Your copy of the material must match it exactly, except that pictures are dropped.

═══ Information supplied

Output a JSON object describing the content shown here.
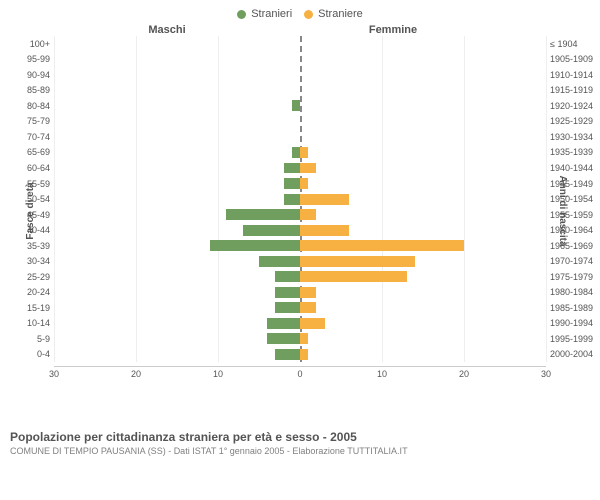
{
  "chart": {
    "type": "population-pyramid",
    "legend": [
      {
        "label": "Stranieri",
        "color": "#6f9e5f"
      },
      {
        "label": "Straniere",
        "color": "#f7b142"
      }
    ],
    "col_left": "Maschi",
    "col_right": "Femmine",
    "y_left_title": "Fasce di età",
    "y_right_title": "Anni di nascita",
    "x_max": 30,
    "x_ticks_left": [
      30,
      20,
      10,
      0
    ],
    "x_ticks_right": [
      0,
      10,
      20,
      30
    ],
    "bar_color_left": "#6f9e5f",
    "bar_color_right": "#f7b142",
    "background_color": "#ffffff",
    "grid_color": "#eeeeee",
    "label_fontsize": 10,
    "tick_fontsize": 9,
    "rows": [
      {
        "age": "100+",
        "year": "≤ 1904",
        "m": 0,
        "f": 0
      },
      {
        "age": "95-99",
        "year": "1905-1909",
        "m": 0,
        "f": 0
      },
      {
        "age": "90-94",
        "year": "1910-1914",
        "m": 0,
        "f": 0
      },
      {
        "age": "85-89",
        "year": "1915-1919",
        "m": 0,
        "f": 0
      },
      {
        "age": "80-84",
        "year": "1920-1924",
        "m": 1,
        "f": 0
      },
      {
        "age": "75-79",
        "year": "1925-1929",
        "m": 0,
        "f": 0
      },
      {
        "age": "70-74",
        "year": "1930-1934",
        "m": 0,
        "f": 0
      },
      {
        "age": "65-69",
        "year": "1935-1939",
        "m": 1,
        "f": 1
      },
      {
        "age": "60-64",
        "year": "1940-1944",
        "m": 2,
        "f": 2
      },
      {
        "age": "55-59",
        "year": "1945-1949",
        "m": 2,
        "f": 1
      },
      {
        "age": "50-54",
        "year": "1950-1954",
        "m": 2,
        "f": 6
      },
      {
        "age": "45-49",
        "year": "1955-1959",
        "m": 9,
        "f": 2
      },
      {
        "age": "40-44",
        "year": "1960-1964",
        "m": 7,
        "f": 6
      },
      {
        "age": "35-39",
        "year": "1965-1969",
        "m": 11,
        "f": 20
      },
      {
        "age": "30-34",
        "year": "1970-1974",
        "m": 5,
        "f": 14
      },
      {
        "age": "25-29",
        "year": "1975-1979",
        "m": 3,
        "f": 13
      },
      {
        "age": "20-24",
        "year": "1980-1984",
        "m": 3,
        "f": 2
      },
      {
        "age": "15-19",
        "year": "1985-1989",
        "m": 3,
        "f": 2
      },
      {
        "age": "10-14",
        "year": "1990-1994",
        "m": 4,
        "f": 3
      },
      {
        "age": "5-9",
        "year": "1995-1999",
        "m": 4,
        "f": 1
      },
      {
        "age": "0-4",
        "year": "2000-2004",
        "m": 3,
        "f": 1
      }
    ],
    "caption_title": "Popolazione per cittadinanza straniera per età e sesso - 2005",
    "caption_sub": "COMUNE DI TEMPIO PAUSANIA (SS) - Dati ISTAT 1° gennaio 2005 - Elaborazione TUTTITALIA.IT"
  }
}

══════

== The completed task ==
Output a JSON object describing the content shown here.
{
  "chart": {
    "type": "population-pyramid",
    "legend": [
      {
        "label": "Stranieri",
        "color": "#6f9e5f"
      },
      {
        "label": "Straniere",
        "color": "#f7b142"
      }
    ],
    "col_left": "Maschi",
    "col_right": "Femmine",
    "y_left_title": "Fasce di età",
    "y_right_title": "Anni di nascita",
    "x_max": 30,
    "x_ticks_left": [
      30,
      20,
      10,
      0
    ],
    "x_ticks_right": [
      0,
      10,
      20,
      30
    ],
    "bar_color_left": "#6f9e5f",
    "bar_color_right": "#f7b142",
    "background_color": "#ffffff",
    "grid_color": "#eeeeee",
    "label_fontsize": 10,
    "tick_fontsize": 9,
    "rows": [
      {
        "age": "100+",
        "year": "≤ 1904",
        "m": 0,
        "f": 0
      },
      {
        "age": "95-99",
        "year": "1905-1909",
        "m": 0,
        "f": 0
      },
      {
        "age": "90-94",
        "year": "1910-1914",
        "m": 0,
        "f": 0
      },
      {
        "age": "85-89",
        "year": "1915-1919",
        "m": 0,
        "f": 0
      },
      {
        "age": "80-84",
        "year": "1920-1924",
        "m": 1,
        "f": 0
      },
      {
        "age": "75-79",
        "year": "1925-1929",
        "m": 0,
        "f": 0
      },
      {
        "age": "70-74",
        "year": "1930-1934",
        "m": 0,
        "f": 0
      },
      {
        "age": "65-69",
        "year": "1935-1939",
        "m": 1,
        "f": 1
      },
      {
        "age": "60-64",
        "year": "1940-1944",
        "m": 2,
        "f": 2
      },
      {
        "age": "55-59",
        "year": "1945-1949",
        "m": 2,
        "f": 1
      },
      {
        "age": "50-54",
        "year": "1950-1954",
        "m": 2,
        "f": 6
      },
      {
        "age": "45-49",
        "year": "1955-1959",
        "m": 9,
        "f": 2
      },
      {
        "age": "40-44",
        "year": "1960-1964",
        "m": 7,
        "f": 6
      },
      {
        "age": "35-39",
        "year": "1965-1969",
        "m": 11,
        "f": 20
      },
      {
        "age": "30-34",
        "year": "1970-1974",
        "m": 5,
        "f": 14
      },
      {
        "age": "25-29",
        "year": "1975-1979",
        "m": 3,
        "f": 13
      },
      {
        "age": "20-24",
        "year": "1980-1984",
        "m": 3,
        "f": 2
      },
      {
        "age": "15-19",
        "year": "1985-1989",
        "m": 3,
        "f": 2
      },
      {
        "age": "10-14",
        "year": "1990-1994",
        "m": 4,
        "f": 3
      },
      {
        "age": "5-9",
        "year": "1995-1999",
        "m": 4,
        "f": 1
      },
      {
        "age": "0-4",
        "year": "2000-2004",
        "m": 3,
        "f": 1
      }
    ],
    "caption_title": "Popolazione per cittadinanza straniera per età e sesso - 2005",
    "caption_sub": "COMUNE DI TEMPIO PAUSANIA (SS) - Dati ISTAT 1° gennaio 2005 - Elaborazione TUTTITALIA.IT"
  }
}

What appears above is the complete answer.